▶ Given exercise:
In the listing below, count the lines with "Digital" and report only the figure.

▶ The input:
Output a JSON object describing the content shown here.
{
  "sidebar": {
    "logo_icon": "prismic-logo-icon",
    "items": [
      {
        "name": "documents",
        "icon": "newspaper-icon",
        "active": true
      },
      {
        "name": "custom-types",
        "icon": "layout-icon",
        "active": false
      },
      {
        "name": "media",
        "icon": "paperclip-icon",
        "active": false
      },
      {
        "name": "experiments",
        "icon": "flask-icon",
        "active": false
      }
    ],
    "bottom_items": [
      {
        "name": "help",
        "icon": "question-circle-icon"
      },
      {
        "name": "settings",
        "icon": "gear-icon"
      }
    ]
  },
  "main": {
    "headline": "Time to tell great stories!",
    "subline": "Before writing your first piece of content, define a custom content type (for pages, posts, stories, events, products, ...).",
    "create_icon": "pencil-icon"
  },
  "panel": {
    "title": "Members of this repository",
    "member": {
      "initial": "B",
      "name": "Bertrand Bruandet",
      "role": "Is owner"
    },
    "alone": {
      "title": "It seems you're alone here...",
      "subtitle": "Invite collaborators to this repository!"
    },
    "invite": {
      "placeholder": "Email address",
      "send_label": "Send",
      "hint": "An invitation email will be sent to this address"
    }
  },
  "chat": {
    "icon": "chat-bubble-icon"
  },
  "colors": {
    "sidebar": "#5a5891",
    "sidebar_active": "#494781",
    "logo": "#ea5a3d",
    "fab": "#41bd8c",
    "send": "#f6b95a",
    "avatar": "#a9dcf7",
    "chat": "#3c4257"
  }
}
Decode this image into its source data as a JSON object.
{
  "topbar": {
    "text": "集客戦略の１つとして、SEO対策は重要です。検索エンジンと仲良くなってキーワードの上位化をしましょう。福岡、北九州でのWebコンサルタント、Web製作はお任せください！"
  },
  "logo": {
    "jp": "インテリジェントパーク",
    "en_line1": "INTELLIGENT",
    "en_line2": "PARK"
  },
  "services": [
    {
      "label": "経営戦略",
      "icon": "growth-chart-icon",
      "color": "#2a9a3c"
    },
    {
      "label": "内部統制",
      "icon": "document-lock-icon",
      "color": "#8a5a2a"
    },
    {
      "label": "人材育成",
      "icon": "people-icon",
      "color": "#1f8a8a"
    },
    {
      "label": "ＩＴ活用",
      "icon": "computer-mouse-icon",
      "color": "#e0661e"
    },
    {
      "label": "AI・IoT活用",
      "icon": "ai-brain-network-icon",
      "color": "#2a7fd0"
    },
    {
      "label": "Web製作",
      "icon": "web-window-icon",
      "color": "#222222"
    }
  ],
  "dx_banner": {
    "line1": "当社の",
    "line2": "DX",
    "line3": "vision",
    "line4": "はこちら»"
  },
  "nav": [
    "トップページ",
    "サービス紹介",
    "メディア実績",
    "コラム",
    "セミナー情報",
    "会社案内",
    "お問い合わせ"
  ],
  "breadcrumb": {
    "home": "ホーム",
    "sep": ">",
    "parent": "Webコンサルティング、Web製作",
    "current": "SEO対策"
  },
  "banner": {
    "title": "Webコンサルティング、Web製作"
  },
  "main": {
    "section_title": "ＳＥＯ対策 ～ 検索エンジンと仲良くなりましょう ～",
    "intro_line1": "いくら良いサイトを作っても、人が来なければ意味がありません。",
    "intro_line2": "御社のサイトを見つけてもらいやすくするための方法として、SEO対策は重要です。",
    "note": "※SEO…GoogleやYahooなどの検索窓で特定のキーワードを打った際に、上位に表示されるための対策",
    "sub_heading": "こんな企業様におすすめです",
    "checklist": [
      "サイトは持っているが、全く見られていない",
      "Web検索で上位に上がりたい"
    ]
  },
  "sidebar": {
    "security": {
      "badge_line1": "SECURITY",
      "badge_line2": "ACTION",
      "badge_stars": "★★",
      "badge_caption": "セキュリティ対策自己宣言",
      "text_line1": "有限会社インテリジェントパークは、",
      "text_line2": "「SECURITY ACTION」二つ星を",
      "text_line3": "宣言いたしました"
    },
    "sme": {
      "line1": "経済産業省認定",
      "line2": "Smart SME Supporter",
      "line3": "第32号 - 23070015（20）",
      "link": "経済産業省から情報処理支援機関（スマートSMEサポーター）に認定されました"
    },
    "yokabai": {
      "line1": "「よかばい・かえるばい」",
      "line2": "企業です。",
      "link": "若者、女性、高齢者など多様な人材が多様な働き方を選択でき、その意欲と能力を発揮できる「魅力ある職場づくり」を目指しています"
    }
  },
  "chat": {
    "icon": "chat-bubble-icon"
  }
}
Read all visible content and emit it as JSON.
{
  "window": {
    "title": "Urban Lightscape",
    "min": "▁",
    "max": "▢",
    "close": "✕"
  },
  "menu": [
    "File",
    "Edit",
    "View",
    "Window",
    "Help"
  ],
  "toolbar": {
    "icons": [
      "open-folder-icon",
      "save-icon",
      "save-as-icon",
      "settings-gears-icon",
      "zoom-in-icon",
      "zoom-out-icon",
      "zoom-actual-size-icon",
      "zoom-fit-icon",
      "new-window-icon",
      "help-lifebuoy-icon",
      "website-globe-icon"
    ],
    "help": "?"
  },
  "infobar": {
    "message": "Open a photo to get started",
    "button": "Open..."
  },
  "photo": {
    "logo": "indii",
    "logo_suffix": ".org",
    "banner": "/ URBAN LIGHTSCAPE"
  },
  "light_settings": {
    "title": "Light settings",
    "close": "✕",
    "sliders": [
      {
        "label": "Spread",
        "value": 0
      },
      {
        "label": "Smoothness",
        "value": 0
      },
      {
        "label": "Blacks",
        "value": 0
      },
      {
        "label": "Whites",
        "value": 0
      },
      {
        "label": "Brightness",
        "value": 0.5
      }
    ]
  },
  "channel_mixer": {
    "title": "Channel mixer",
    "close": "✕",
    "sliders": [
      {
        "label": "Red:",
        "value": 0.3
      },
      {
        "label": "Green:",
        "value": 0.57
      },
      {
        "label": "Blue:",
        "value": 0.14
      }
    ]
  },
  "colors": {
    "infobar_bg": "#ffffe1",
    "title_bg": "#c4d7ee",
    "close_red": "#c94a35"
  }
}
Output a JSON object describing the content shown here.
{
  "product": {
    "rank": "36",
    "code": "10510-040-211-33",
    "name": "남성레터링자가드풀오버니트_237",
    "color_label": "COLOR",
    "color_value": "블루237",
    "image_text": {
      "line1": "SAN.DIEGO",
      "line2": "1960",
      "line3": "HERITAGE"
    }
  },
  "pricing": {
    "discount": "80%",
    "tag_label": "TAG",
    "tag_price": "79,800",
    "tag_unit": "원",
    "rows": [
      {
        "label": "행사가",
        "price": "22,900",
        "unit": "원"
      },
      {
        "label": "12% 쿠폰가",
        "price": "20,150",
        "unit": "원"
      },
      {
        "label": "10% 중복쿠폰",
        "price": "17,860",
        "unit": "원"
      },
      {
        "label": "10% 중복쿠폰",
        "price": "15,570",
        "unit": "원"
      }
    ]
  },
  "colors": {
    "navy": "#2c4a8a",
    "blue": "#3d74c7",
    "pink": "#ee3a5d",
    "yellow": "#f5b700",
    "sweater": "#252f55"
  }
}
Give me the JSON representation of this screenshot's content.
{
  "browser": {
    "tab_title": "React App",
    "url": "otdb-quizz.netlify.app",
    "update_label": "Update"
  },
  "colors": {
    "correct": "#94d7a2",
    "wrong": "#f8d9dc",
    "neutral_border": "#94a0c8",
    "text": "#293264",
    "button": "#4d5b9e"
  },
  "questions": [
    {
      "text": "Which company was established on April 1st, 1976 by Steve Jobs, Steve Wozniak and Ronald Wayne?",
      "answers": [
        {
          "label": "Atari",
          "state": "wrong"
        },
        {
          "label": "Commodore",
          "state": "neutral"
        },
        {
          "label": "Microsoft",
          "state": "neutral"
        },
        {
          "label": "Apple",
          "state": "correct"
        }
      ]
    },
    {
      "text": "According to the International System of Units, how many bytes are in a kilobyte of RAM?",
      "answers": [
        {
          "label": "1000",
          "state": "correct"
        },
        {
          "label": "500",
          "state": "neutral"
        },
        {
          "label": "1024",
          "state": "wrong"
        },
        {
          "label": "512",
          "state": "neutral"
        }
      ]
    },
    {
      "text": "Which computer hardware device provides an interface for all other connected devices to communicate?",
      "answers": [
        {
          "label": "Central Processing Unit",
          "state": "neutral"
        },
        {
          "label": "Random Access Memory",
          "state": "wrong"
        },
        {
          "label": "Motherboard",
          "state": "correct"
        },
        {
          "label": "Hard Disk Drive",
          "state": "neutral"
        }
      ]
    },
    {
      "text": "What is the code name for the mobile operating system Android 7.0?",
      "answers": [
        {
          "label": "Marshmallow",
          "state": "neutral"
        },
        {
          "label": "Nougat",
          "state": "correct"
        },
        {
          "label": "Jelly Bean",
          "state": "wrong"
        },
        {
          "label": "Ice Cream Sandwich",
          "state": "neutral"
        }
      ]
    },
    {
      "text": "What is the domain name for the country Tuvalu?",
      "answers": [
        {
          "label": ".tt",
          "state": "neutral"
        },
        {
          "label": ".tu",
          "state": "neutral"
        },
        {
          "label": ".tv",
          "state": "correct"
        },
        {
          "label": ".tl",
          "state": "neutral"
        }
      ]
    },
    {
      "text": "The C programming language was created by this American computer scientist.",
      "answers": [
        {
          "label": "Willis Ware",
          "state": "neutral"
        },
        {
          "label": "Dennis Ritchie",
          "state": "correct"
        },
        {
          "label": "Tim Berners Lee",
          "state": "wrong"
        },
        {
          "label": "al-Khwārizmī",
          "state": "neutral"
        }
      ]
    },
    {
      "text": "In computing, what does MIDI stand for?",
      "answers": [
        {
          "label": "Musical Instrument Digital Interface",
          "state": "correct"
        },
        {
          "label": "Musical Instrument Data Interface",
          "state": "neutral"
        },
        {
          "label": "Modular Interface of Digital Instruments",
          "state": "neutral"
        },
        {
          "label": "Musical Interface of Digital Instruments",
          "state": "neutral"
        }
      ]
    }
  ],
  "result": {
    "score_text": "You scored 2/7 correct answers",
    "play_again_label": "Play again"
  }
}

▶ Full response:
3